* Work to do *
All of the listing below must be repeated word for word. Pictures are the only thing to omit.

Dataset records on visual material
>> BEGIN

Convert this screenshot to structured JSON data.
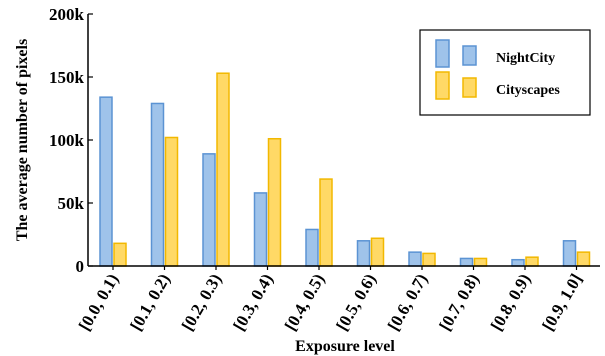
{
  "chart_data": {
    "type": "bar",
    "title": "",
    "xlabel": "Exposure level",
    "ylabel": "The average number of pixels",
    "categories": [
      "[0.0, 0.1)",
      "[0.1, 0.2)",
      "[0.2, 0.3)",
      "[0.3, 0.4)",
      "[0.4, 0.5)",
      "[0.5, 0.6)",
      "[0.6, 0.7)",
      "[0.7, 0.8)",
      "[0.8, 0.9)",
      "[0.9, 1.0]"
    ],
    "series": [
      {
        "name": "NightCity",
        "color": "#9fc3ea",
        "stroke": "#5b93d3",
        "values": [
          134000,
          129000,
          89000,
          58000,
          29000,
          20000,
          11000,
          6000,
          5000,
          20000
        ]
      },
      {
        "name": "Cityscapes",
        "color": "#ffd966",
        "stroke": "#f2b800",
        "values": [
          18000,
          102000,
          153000,
          101000,
          69000,
          22000,
          10000,
          6000,
          7000,
          11000
        ]
      }
    ],
    "ylim": [
      0,
      200000
    ],
    "yticks": [
      0,
      50000,
      100000,
      150000,
      200000
    ],
    "ytick_labels": [
      "0",
      "50k",
      "100k",
      "150k",
      "200k"
    ],
    "legend_position": "top-right",
    "grid": false
  }
}
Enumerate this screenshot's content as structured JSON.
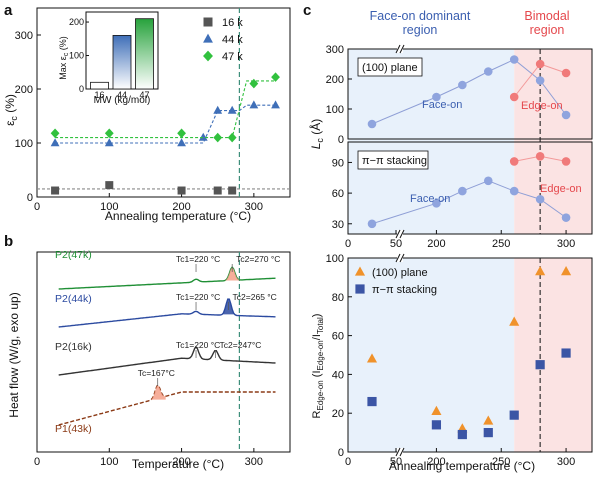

>> END

* Finished task *
Convert this screenshot to structured JSON data.
{
  "chart_data": {
    "type": "bar",
    "title": "",
    "xlabel": "Exposure level",
    "ylabel": "The average number of pixels",
    "categories": [
      "[0.0, 0.1)",
      "[0.1, 0.2)",
      "[0.2, 0.3)",
      "[0.3, 0.4)",
      "[0.4, 0.5)",
      "[0.5, 0.6)",
      "[0.6, 0.7)",
      "[0.7, 0.8)",
      "[0.8, 0.9)",
      "[0.9, 1.0]"
    ],
    "series": [
      {
        "name": "NightCity",
        "color": "#9fc3ea",
        "stroke": "#5b93d3",
        "values": [
          134000,
          129000,
          89000,
          58000,
          29000,
          20000,
          11000,
          6000,
          5000,
          20000
        ]
      },
      {
        "name": "Cityscapes",
        "color": "#ffd966",
        "stroke": "#f2b800",
        "values": [
          18000,
          102000,
          153000,
          101000,
          69000,
          22000,
          10000,
          6000,
          7000,
          11000
        ]
      }
    ],
    "ylim": [
      0,
      200000
    ],
    "yticks": [
      0,
      50000,
      100000,
      150000,
      200000
    ],
    "ytick_labels": [
      "0",
      "50k",
      "100k",
      "150k",
      "200k"
    ],
    "legend_position": "top-right",
    "grid": false
  }
}
Enumerate this screenshot's content as structured JSON.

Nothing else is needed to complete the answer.